Saved data entries:
————————
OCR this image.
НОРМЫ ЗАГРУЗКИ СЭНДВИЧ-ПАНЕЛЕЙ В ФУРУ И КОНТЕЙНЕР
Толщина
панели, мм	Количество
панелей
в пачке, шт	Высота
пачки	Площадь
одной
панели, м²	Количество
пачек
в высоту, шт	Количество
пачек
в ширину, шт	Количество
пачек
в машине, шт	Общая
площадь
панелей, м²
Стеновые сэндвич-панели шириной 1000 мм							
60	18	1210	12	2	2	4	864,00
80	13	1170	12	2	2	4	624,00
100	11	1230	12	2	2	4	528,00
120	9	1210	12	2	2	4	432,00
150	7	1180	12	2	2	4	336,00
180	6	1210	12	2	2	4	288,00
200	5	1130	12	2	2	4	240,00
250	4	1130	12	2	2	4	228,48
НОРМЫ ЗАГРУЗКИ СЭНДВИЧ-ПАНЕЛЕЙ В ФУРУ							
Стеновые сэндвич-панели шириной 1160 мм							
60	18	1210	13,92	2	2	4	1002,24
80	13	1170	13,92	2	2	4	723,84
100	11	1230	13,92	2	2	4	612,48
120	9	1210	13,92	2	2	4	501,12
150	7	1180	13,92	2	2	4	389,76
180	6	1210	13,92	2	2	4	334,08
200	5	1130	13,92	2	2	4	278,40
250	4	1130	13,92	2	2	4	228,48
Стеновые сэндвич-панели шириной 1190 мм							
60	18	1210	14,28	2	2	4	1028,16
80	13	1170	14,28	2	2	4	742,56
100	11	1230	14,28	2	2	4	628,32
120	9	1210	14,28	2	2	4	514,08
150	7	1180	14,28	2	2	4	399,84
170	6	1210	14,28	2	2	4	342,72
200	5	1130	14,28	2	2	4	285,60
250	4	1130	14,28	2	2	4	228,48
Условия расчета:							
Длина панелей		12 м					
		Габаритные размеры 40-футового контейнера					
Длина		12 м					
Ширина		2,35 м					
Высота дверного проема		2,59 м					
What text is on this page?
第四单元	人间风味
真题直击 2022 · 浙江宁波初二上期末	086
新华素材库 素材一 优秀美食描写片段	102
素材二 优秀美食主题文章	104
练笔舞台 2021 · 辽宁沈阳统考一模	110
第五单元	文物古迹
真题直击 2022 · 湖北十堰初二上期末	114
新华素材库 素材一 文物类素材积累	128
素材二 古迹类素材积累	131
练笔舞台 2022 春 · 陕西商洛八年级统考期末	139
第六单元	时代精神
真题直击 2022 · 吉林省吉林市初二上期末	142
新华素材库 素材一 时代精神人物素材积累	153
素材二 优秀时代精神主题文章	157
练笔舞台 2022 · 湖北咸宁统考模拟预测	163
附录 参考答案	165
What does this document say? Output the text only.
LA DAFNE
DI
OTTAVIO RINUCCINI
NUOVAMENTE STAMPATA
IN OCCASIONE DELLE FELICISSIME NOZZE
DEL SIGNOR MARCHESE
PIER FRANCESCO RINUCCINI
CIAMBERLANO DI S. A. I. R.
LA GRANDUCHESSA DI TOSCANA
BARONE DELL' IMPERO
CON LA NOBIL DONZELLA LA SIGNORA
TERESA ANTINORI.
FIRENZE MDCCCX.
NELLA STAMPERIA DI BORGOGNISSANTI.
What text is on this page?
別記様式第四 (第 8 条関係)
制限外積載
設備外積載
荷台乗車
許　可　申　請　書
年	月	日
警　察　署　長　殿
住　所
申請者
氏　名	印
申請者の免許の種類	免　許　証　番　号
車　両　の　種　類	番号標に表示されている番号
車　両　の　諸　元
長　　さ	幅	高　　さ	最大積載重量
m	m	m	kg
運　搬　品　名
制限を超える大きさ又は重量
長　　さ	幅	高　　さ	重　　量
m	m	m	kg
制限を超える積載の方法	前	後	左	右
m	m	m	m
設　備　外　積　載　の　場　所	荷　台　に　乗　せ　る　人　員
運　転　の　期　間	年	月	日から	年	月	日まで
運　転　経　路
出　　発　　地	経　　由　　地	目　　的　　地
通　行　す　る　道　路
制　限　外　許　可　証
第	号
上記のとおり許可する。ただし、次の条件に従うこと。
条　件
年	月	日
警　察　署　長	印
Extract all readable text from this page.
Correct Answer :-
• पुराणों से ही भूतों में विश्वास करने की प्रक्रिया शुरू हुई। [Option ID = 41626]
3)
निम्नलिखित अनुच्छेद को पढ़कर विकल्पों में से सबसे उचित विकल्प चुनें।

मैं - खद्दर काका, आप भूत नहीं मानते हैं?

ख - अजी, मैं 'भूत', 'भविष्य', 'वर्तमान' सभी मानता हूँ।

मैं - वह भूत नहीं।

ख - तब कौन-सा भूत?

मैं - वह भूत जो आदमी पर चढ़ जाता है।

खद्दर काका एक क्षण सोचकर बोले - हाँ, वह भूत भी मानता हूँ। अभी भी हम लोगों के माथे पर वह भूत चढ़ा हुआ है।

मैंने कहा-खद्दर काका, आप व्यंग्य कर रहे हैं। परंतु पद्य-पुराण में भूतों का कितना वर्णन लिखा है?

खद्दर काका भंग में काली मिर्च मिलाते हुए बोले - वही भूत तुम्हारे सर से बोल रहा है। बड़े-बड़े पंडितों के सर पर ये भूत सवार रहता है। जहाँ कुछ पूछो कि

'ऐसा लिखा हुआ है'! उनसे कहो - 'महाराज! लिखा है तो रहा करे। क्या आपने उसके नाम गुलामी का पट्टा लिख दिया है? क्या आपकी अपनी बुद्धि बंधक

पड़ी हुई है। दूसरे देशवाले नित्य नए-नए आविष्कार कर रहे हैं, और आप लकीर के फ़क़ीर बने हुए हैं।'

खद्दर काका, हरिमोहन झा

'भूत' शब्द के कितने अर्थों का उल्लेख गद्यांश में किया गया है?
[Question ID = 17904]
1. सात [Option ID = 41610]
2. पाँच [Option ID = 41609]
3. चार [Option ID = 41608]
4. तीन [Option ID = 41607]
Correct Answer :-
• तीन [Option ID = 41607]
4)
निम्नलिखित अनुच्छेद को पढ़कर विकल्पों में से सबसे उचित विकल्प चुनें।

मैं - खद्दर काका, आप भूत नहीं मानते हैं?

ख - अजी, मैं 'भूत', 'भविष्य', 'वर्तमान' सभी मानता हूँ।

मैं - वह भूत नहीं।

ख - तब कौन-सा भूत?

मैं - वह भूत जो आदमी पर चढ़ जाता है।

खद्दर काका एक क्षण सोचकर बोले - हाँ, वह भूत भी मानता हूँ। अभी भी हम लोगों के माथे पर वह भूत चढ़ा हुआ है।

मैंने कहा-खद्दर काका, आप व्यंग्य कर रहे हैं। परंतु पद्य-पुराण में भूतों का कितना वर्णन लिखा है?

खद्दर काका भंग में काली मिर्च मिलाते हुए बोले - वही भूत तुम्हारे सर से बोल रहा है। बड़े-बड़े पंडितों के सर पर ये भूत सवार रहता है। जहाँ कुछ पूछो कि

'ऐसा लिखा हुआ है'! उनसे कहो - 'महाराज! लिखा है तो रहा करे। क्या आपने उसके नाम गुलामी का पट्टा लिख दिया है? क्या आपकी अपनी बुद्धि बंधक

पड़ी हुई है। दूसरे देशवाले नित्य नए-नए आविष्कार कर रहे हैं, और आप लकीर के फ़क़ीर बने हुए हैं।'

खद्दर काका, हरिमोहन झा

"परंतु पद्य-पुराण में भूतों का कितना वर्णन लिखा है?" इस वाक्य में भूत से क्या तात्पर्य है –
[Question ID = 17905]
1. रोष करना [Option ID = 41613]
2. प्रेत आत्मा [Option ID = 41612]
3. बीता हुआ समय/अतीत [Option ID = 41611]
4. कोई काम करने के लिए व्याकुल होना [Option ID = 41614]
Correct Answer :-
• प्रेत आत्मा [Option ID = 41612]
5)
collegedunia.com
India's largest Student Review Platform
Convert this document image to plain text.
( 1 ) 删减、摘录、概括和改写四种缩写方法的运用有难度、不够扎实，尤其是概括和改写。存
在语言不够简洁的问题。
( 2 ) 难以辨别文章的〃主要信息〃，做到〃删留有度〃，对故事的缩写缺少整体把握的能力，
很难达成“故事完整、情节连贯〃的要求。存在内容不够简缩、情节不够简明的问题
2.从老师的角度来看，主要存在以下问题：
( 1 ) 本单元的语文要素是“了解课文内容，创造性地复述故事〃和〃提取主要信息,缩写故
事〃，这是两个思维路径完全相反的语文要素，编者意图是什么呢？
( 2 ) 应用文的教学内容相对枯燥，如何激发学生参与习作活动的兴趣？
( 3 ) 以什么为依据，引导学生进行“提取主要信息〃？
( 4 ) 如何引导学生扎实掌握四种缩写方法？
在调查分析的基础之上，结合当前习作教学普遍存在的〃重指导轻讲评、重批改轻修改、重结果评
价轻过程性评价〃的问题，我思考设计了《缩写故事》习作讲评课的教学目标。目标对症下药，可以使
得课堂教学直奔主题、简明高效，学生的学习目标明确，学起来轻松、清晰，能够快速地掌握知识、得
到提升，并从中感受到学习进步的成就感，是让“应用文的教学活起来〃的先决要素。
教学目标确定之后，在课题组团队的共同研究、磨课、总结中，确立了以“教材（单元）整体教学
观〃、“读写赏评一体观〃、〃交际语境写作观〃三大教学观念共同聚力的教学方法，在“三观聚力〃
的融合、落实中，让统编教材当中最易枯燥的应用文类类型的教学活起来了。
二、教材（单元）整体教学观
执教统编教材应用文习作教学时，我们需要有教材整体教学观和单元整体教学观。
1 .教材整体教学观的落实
————————
**Do this**
Look through the records and gather each line with the word "text".

**Output for this exercise**
What text is on this page?
What does this document say? Output the text only.
What text is on this page?
Extract all readable text from this page.
Convert this document image to plain text.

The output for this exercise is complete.